[BEGIN RECORDS FOR THIS EXERCISE]
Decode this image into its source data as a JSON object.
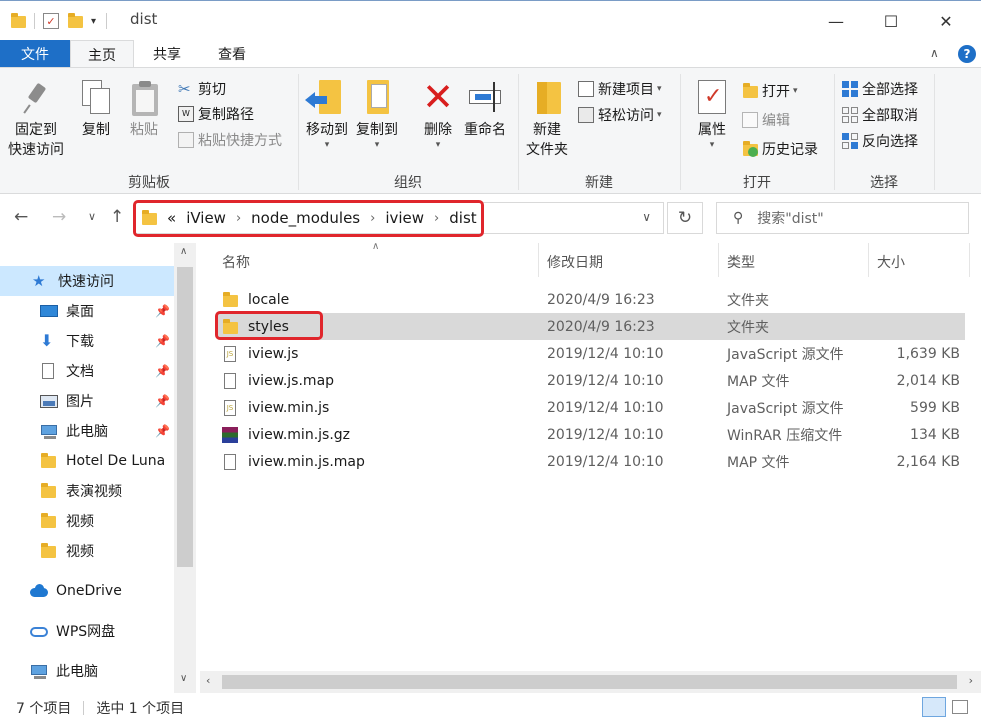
{
  "window": {
    "title": "dist",
    "controls": {
      "minimize": "—",
      "maximize": "☐",
      "close": "✕"
    }
  },
  "ribbon_tabs": [
    "文件",
    "主页",
    "共享",
    "查看"
  ],
  "ribbon": {
    "clipboard": {
      "label": "剪贴板",
      "pin_label_1": "固定到",
      "pin_label_2": "快速访问",
      "copy_label": "复制",
      "paste_label": "粘贴",
      "cut_label": "剪切",
      "copy_path_label": "复制路径",
      "paste_shortcut_label": "粘贴快捷方式"
    },
    "organize": {
      "label": "组织",
      "move_to_label": "移动到",
      "copy_to_label": "复制到",
      "delete_label": "删除",
      "rename_label": "重命名"
    },
    "new": {
      "label": "新建",
      "new_folder_label_1": "新建",
      "new_folder_label_2": "文件夹",
      "new_item_label": "新建项目",
      "easy_access_label": "轻松访问"
    },
    "open": {
      "label": "打开",
      "properties_label": "属性",
      "open_label": "打开",
      "edit_label": "编辑",
      "history_label": "历史记录"
    },
    "select": {
      "label": "选择",
      "select_all_label": "全部选择",
      "select_none_label": "全部取消",
      "invert_label": "反向选择"
    }
  },
  "address": {
    "overflow": "«",
    "crumbs": [
      "iView",
      "node_modules",
      "iview",
      "dist"
    ],
    "search_placeholder": "搜索\"dist\""
  },
  "nav": {
    "quick_access": "快速访问",
    "items": [
      "桌面",
      "下载",
      "文档",
      "图片",
      "此电脑",
      "Hotel De Luna",
      "表演视频",
      "视频",
      "视频"
    ],
    "onedrive": "OneDrive",
    "wps": "WPS网盘",
    "this_pc": "此电脑"
  },
  "columns": {
    "name": "名称",
    "date": "修改日期",
    "type": "类型",
    "size": "大小"
  },
  "files": [
    {
      "name": "locale",
      "date": "2020/4/9 16:23",
      "type": "文件夹",
      "size": "",
      "icon": "folder-icon"
    },
    {
      "name": "styles",
      "date": "2020/4/9 16:23",
      "type": "文件夹",
      "size": "",
      "icon": "folder-icon"
    },
    {
      "name": "iview.js",
      "date": "2019/12/4 10:10",
      "type": "JavaScript 源文件",
      "size": "1,639 KB",
      "icon": "js-file-icon"
    },
    {
      "name": "iview.js.map",
      "date": "2019/12/4 10:10",
      "type": "MAP 文件",
      "size": "2,014 KB",
      "icon": "file-icon"
    },
    {
      "name": "iview.min.js",
      "date": "2019/12/4 10:10",
      "type": "JavaScript 源文件",
      "size": "599 KB",
      "icon": "js-file-icon"
    },
    {
      "name": "iview.min.js.gz",
      "date": "2019/12/4 10:10",
      "type": "WinRAR 压缩文件",
      "size": "134 KB",
      "icon": "winrar-icon"
    },
    {
      "name": "iview.min.js.map",
      "date": "2019/12/4 10:10",
      "type": "MAP 文件",
      "size": "2,164 KB",
      "icon": "file-icon"
    }
  ],
  "status": {
    "count": "7 个项目",
    "selected": "选中 1 个项目"
  },
  "colors": {
    "accent": "#1e6fc7",
    "highlight": "#e0262c",
    "selected_row": "#d9d9d9",
    "nav_selected": "#cce8ff"
  }
}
[END RECORDS FOR THIS EXERCISE]
→ EXERCISE AIM
Omitting all images, retype each line of the records precisely.

→ RESULT FOR THIS TASK
Decode this image into its source data as a JSON object.
{
  "window": {
    "title": "dist",
    "controls": {
      "minimize": "—",
      "maximize": "☐",
      "close": "✕"
    }
  },
  "ribbon_tabs": [
    "文件",
    "主页",
    "共享",
    "查看"
  ],
  "ribbon": {
    "clipboard": {
      "label": "剪贴板",
      "pin_label_1": "固定到",
      "pin_label_2": "快速访问",
      "copy_label": "复制",
      "paste_label": "粘贴",
      "cut_label": "剪切",
      "copy_path_label": "复制路径",
      "paste_shortcut_label": "粘贴快捷方式"
    },
    "organize": {
      "label": "组织",
      "move_to_label": "移动到",
      "copy_to_label": "复制到",
      "delete_label": "删除",
      "rename_label": "重命名"
    },
    "new": {
      "label": "新建",
      "new_folder_label_1": "新建",
      "new_folder_label_2": "文件夹",
      "new_item_label": "新建项目",
      "easy_access_label": "轻松访问"
    },
    "open": {
      "label": "打开",
      "properties_label": "属性",
      "open_label": "打开",
      "edit_label": "编辑",
      "history_label": "历史记录"
    },
    "select": {
      "label": "选择",
      "select_all_label": "全部选择",
      "select_none_label": "全部取消",
      "invert_label": "反向选择"
    }
  },
  "address": {
    "overflow": "«",
    "crumbs": [
      "iView",
      "node_modules",
      "iview",
      "dist"
    ],
    "search_placeholder": "搜索\"dist\""
  },
  "nav": {
    "quick_access": "快速访问",
    "items": [
      "桌面",
      "下载",
      "文档",
      "图片",
      "此电脑",
      "Hotel De Luna",
      "表演视频",
      "视频",
      "视频"
    ],
    "onedrive": "OneDrive",
    "wps": "WPS网盘",
    "this_pc": "此电脑"
  },
  "columns": {
    "name": "名称",
    "date": "修改日期",
    "type": "类型",
    "size": "大小"
  },
  "files": [
    {
      "name": "locale",
      "date": "2020/4/9 16:23",
      "type": "文件夹",
      "size": "",
      "icon": "folder-icon"
    },
    {
      "name": "styles",
      "date": "2020/4/9 16:23",
      "type": "文件夹",
      "size": "",
      "icon": "folder-icon"
    },
    {
      "name": "iview.js",
      "date": "2019/12/4 10:10",
      "type": "JavaScript 源文件",
      "size": "1,639 KB",
      "icon": "js-file-icon"
    },
    {
      "name": "iview.js.map",
      "date": "2019/12/4 10:10",
      "type": "MAP 文件",
      "size": "2,014 KB",
      "icon": "file-icon"
    },
    {
      "name": "iview.min.js",
      "date": "2019/12/4 10:10",
      "type": "JavaScript 源文件",
      "size": "599 KB",
      "icon": "js-file-icon"
    },
    {
      "name": "iview.min.js.gz",
      "date": "2019/12/4 10:10",
      "type": "WinRAR 压缩文件",
      "size": "134 KB",
      "icon": "winrar-icon"
    },
    {
      "name": "iview.min.js.map",
      "date": "2019/12/4 10:10",
      "type": "MAP 文件",
      "size": "2,164 KB",
      "icon": "file-icon"
    }
  ],
  "status": {
    "count": "7 个项目",
    "selected": "选中 1 个项目"
  },
  "colors": {
    "accent": "#1e6fc7",
    "highlight": "#e0262c",
    "selected_row": "#d9d9d9",
    "nav_selected": "#cce8ff"
  }
}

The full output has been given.